__Instructions to follow__. Show all lines holding the string "Manual".

__Stored records__.
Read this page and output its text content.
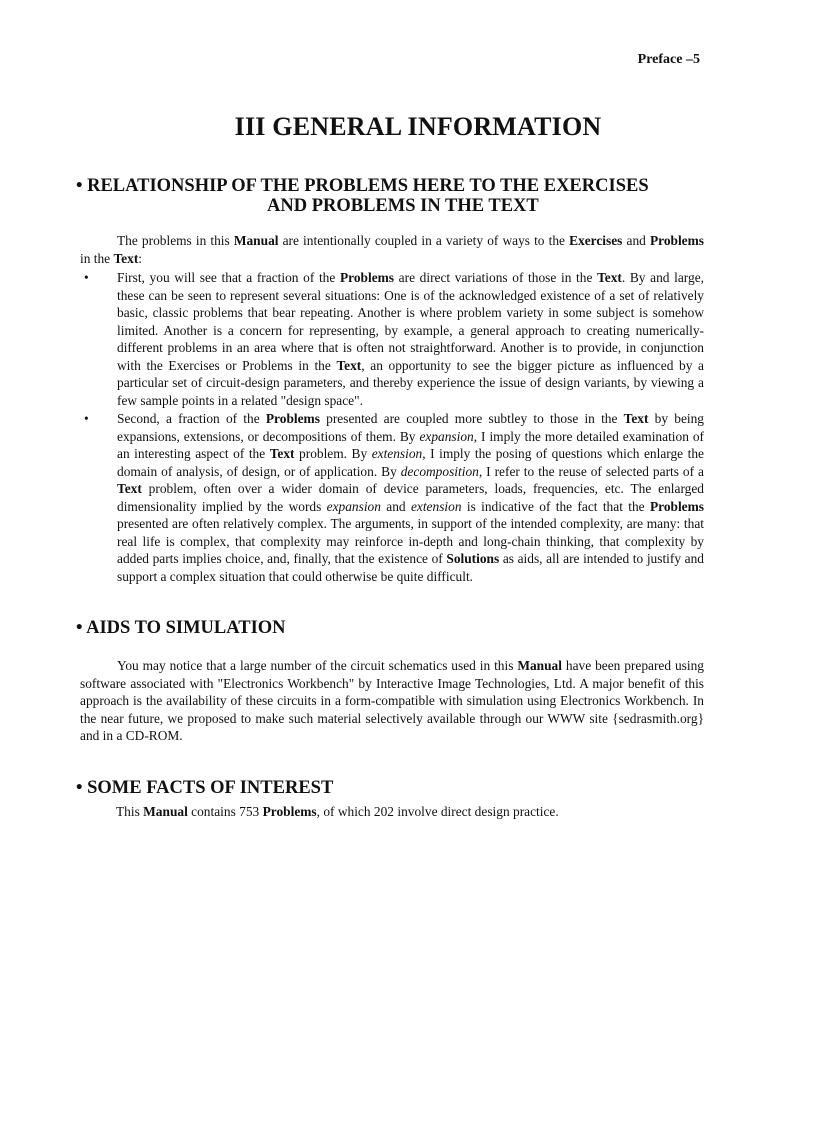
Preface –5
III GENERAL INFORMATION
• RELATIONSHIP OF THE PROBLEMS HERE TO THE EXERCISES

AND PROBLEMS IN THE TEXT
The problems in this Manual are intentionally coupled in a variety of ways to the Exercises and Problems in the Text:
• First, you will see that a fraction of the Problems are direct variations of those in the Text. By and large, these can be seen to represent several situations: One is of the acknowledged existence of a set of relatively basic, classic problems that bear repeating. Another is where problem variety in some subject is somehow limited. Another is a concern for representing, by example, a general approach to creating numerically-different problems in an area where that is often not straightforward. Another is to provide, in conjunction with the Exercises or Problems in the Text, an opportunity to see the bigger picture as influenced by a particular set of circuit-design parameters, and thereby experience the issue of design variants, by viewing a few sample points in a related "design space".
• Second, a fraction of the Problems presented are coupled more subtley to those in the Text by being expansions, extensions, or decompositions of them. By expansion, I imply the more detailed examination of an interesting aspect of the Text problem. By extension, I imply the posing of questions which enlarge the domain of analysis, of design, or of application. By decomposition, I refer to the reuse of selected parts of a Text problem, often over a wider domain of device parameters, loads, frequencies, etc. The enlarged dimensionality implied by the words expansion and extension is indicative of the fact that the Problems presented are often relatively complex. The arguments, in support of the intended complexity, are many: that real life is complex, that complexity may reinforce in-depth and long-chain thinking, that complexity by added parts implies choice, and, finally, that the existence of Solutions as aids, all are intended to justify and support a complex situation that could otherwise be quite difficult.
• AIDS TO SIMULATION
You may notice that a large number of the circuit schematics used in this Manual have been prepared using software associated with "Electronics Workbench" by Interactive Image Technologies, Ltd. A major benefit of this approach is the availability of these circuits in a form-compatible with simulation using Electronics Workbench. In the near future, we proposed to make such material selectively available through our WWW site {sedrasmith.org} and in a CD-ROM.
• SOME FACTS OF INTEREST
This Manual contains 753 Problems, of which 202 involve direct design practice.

__Final result__.
The problems in this Manual are intentionally coupled in a variety of ways to the Exercises and Problems in the Text:
You may notice that a large number of the circuit schematics used in this Manual have been prepared using software associated with "Electronics Workbench" by Interactive Image Technologies, Ltd. A major benefit of this approach is the availability of these circuits in a form-compatible with simulation using Electronics Workbench. In the near future, we proposed to make such material selectively available through our WWW site {sedrasmith.org} and in a CD-ROM.
This Manual contains 753 Problems, of which 202 involve direct design practice.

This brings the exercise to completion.